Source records
----

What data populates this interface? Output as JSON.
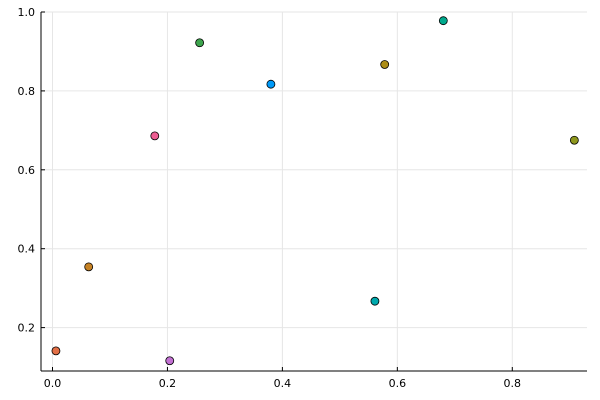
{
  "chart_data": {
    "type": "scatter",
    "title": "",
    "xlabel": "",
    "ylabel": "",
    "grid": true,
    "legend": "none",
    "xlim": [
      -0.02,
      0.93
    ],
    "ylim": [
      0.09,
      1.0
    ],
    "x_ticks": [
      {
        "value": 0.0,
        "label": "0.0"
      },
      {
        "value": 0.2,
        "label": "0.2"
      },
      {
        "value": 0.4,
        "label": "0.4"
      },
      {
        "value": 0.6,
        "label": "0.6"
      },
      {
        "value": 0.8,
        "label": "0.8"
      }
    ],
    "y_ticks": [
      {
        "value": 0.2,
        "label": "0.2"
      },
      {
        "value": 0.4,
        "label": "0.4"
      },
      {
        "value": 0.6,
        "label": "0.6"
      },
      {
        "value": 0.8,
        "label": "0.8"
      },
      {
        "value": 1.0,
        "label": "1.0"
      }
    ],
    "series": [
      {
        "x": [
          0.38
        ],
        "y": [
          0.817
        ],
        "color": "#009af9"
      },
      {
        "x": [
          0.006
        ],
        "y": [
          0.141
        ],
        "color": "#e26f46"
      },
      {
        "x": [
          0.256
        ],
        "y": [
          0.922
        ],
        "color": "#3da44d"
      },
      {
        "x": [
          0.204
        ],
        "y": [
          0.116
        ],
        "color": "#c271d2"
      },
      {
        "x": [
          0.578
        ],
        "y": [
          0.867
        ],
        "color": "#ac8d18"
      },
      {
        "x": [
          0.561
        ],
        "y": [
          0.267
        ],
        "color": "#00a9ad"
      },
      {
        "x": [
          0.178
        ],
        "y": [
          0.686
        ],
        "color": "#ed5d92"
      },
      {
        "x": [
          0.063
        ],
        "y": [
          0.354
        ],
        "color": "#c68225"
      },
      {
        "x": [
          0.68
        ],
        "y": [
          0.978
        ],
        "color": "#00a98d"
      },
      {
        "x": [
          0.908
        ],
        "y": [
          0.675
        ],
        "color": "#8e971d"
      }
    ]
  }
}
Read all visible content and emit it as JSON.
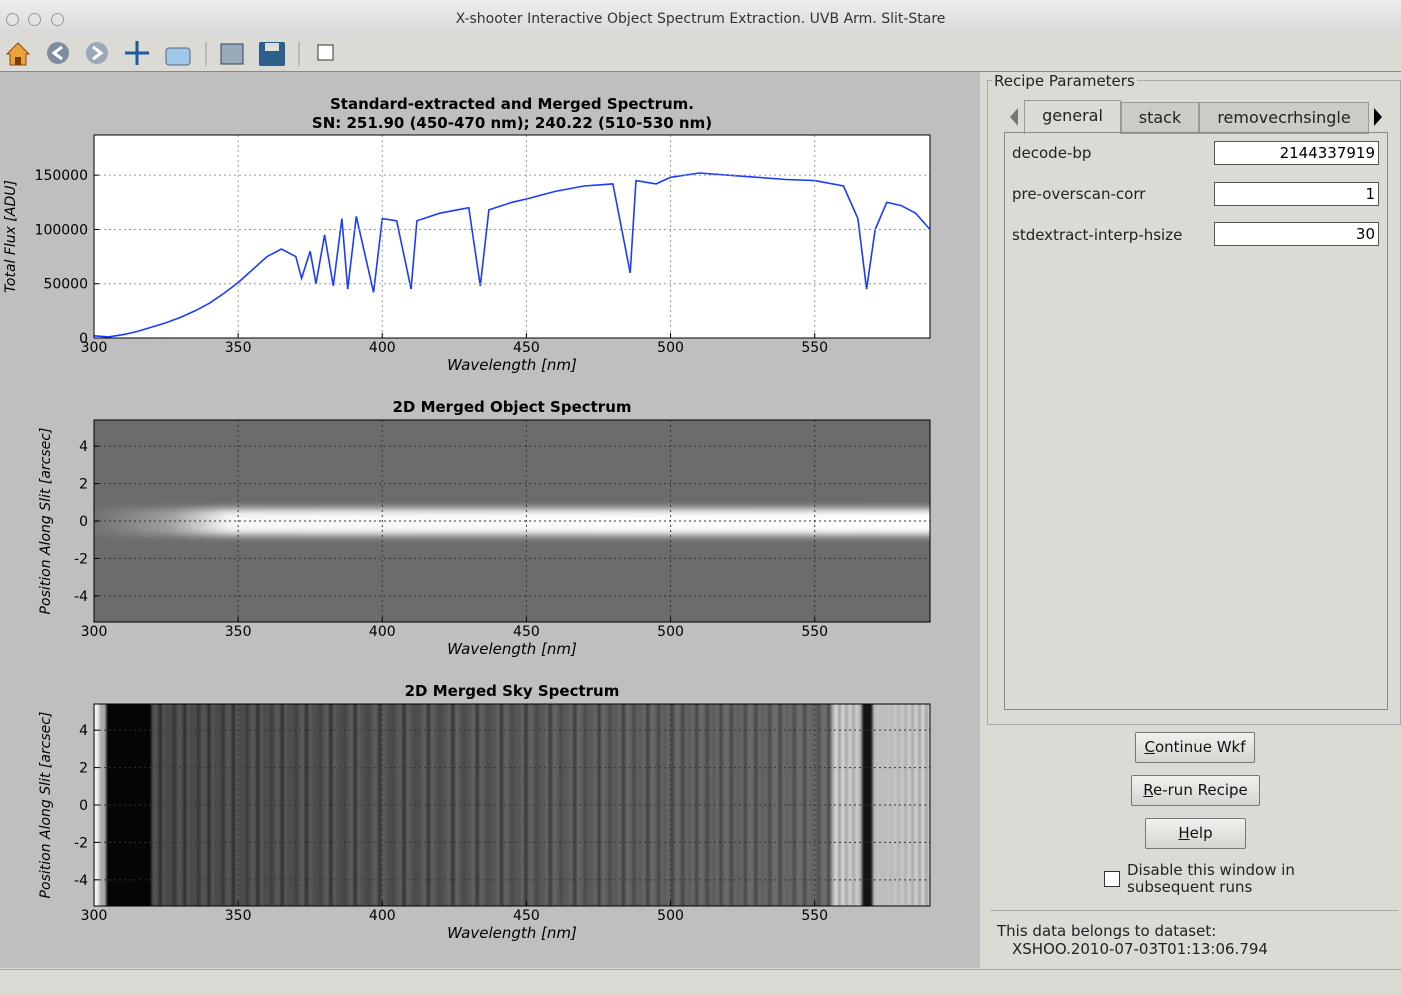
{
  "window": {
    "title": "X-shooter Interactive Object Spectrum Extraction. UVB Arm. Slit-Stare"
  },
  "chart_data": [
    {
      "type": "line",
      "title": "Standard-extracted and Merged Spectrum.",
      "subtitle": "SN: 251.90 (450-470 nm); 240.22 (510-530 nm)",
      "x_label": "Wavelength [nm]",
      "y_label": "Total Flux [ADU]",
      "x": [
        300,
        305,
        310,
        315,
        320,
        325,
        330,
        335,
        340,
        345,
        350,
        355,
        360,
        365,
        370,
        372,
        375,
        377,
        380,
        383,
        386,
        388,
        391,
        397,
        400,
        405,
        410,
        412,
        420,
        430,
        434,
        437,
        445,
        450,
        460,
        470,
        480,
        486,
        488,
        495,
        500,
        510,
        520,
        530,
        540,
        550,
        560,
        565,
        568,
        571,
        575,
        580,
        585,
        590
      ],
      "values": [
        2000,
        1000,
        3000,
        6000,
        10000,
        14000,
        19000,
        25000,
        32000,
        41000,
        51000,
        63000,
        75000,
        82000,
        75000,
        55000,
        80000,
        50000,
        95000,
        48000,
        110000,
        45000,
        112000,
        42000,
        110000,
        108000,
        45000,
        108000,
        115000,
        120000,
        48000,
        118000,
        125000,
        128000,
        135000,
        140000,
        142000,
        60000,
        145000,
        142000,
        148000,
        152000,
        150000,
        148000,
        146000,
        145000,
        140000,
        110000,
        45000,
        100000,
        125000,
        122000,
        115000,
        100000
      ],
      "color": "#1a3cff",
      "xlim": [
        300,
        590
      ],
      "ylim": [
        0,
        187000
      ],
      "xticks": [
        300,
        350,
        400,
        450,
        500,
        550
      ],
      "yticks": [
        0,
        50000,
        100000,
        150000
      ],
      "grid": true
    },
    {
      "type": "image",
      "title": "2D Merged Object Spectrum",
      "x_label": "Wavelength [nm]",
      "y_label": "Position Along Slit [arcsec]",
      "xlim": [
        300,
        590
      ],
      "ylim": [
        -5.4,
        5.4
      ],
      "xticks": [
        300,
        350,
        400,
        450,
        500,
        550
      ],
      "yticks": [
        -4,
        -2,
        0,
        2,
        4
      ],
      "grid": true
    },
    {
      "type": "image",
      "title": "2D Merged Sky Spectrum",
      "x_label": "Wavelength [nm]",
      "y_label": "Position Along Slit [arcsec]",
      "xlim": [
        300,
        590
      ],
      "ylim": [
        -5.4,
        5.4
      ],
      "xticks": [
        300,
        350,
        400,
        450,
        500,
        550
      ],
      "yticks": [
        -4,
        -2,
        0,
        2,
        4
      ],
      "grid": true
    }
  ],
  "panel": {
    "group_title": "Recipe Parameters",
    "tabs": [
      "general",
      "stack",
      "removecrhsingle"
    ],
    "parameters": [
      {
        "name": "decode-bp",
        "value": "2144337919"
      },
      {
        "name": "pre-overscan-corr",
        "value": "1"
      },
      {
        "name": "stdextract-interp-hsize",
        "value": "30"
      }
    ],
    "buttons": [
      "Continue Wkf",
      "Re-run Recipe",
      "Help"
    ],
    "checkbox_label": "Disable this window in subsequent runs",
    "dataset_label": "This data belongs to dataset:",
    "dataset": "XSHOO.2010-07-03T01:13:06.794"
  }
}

----

- Exercise details: Omit each picture, then return all of the listing exactly as it stands.

- Answer to this problem:
What data populates this interface? Output as JSON.
{
  "chart_data": {
    "type": "scatter",
    "title": "",
    "xlabel": "",
    "ylabel": "",
    "grid": true,
    "legend": "none",
    "xlim": [
      -0.02,
      0.93
    ],
    "ylim": [
      0.09,
      1.0
    ],
    "x_ticks": [
      {
        "value": 0.0,
        "label": "0.0"
      },
      {
        "value": 0.2,
        "label": "0.2"
      },
      {
        "value": 0.4,
        "label": "0.4"
      },
      {
        "value": 0.6,
        "label": "0.6"
      },
      {
        "value": 0.8,
        "label": "0.8"
      }
    ],
    "y_ticks": [
      {
        "value": 0.2,
        "label": "0.2"
      },
      {
        "value": 0.4,
        "label": "0.4"
      },
      {
        "value": 0.6,
        "label": "0.6"
      },
      {
        "value": 0.8,
        "label": "0.8"
      },
      {
        "value": 1.0,
        "label": "1.0"
      }
    ],
    "series": [
      {
        "x": [
          0.38
        ],
        "y": [
          0.817
        ],
        "color": "#009af9"
      },
      {
        "x": [
          0.006
        ],
        "y": [
          0.141
        ],
        "color": "#e26f46"
      },
      {
        "x": [
          0.256
        ],
        "y": [
          0.922
        ],
        "color": "#3da44d"
      },
      {
        "x": [
          0.204
        ],
        "y": [
          0.116
        ],
        "color": "#c271d2"
      },
      {
        "x": [
          0.578
        ],
        "y": [
          0.867
        ],
        "color": "#ac8d18"
      },
      {
        "x": [
          0.561
        ],
        "y": [
          0.267
        ],
        "color": "#00a9ad"
      },
      {
        "x": [
          0.178
        ],
        "y": [
          0.686
        ],
        "color": "#ed5d92"
      },
      {
        "x": [
          0.063
        ],
        "y": [
          0.354
        ],
        "color": "#c68225"
      },
      {
        "x": [
          0.68
        ],
        "y": [
          0.978
        ],
        "color": "#00a98d"
      },
      {
        "x": [
          0.908
        ],
        "y": [
          0.675
        ],
        "color": "#8e971d"
      }
    ]
  }
}
Read all visible content and emit it as JSON.
{
  "window": {
    "title": "X-shooter Interactive Object Spectrum Extraction. UVB Arm. Slit-Stare"
  },
  "chart_data": [
    {
      "type": "line",
      "title": "Standard-extracted and Merged Spectrum.",
      "subtitle": "SN: 251.90 (450-470 nm); 240.22 (510-530 nm)",
      "x_label": "Wavelength [nm]",
      "y_label": "Total Flux [ADU]",
      "x": [
        300,
        305,
        310,
        315,
        320,
        325,
        330,
        335,
        340,
        345,
        350,
        355,
        360,
        365,
        370,
        372,
        375,
        377,
        380,
        383,
        386,
        388,
        391,
        397,
        400,
        405,
        410,
        412,
        420,
        430,
        434,
        437,
        445,
        450,
        460,
        470,
        480,
        486,
        488,
        495,
        500,
        510,
        520,
        530,
        540,
        550,
        560,
        565,
        568,
        571,
        575,
        580,
        585,
        590
      ],
      "values": [
        2000,
        1000,
        3000,
        6000,
        10000,
        14000,
        19000,
        25000,
        32000,
        41000,
        51000,
        63000,
        75000,
        82000,
        75000,
        55000,
        80000,
        50000,
        95000,
        48000,
        110000,
        45000,
        112000,
        42000,
        110000,
        108000,
        45000,
        108000,
        115000,
        120000,
        48000,
        118000,
        125000,
        128000,
        135000,
        140000,
        142000,
        60000,
        145000,
        142000,
        148000,
        152000,
        150000,
        148000,
        146000,
        145000,
        140000,
        110000,
        45000,
        100000,
        125000,
        122000,
        115000,
        100000
      ],
      "color": "#1a3cff",
      "xlim": [
        300,
        590
      ],
      "ylim": [
        0,
        187000
      ],
      "xticks": [
        300,
        350,
        400,
        450,
        500,
        550
      ],
      "yticks": [
        0,
        50000,
        100000,
        150000
      ],
      "grid": true
    },
    {
      "type": "image",
      "title": "2D Merged Object Spectrum",
      "x_label": "Wavelength [nm]",
      "y_label": "Position Along Slit [arcsec]",
      "xlim": [
        300,
        590
      ],
      "ylim": [
        -5.4,
        5.4
      ],
      "xticks": [
        300,
        350,
        400,
        450,
        500,
        550
      ],
      "yticks": [
        -4,
        -2,
        0,
        2,
        4
      ],
      "grid": true
    },
    {
      "type": "image",
      "title": "2D Merged Sky Spectrum",
      "x_label": "Wavelength [nm]",
      "y_label": "Position Along Slit [arcsec]",
      "xlim": [
        300,
        590
      ],
      "ylim": [
        -5.4,
        5.4
      ],
      "xticks": [
        300,
        350,
        400,
        450,
        500,
        550
      ],
      "yticks": [
        -4,
        -2,
        0,
        2,
        4
      ],
      "grid": true
    }
  ],
  "panel": {
    "group_title": "Recipe Parameters",
    "tabs": [
      "general",
      "stack",
      "removecrhsingle"
    ],
    "parameters": [
      {
        "name": "decode-bp",
        "value": "2144337919"
      },
      {
        "name": "pre-overscan-corr",
        "value": "1"
      },
      {
        "name": "stdextract-interp-hsize",
        "value": "30"
      }
    ],
    "buttons": [
      "Continue Wkf",
      "Re-run Recipe",
      "Help"
    ],
    "checkbox_label": "Disable this window in subsequent runs",
    "dataset_label": "This data belongs to dataset:",
    "dataset": "XSHOO.2010-07-03T01:13:06.794"
  }
}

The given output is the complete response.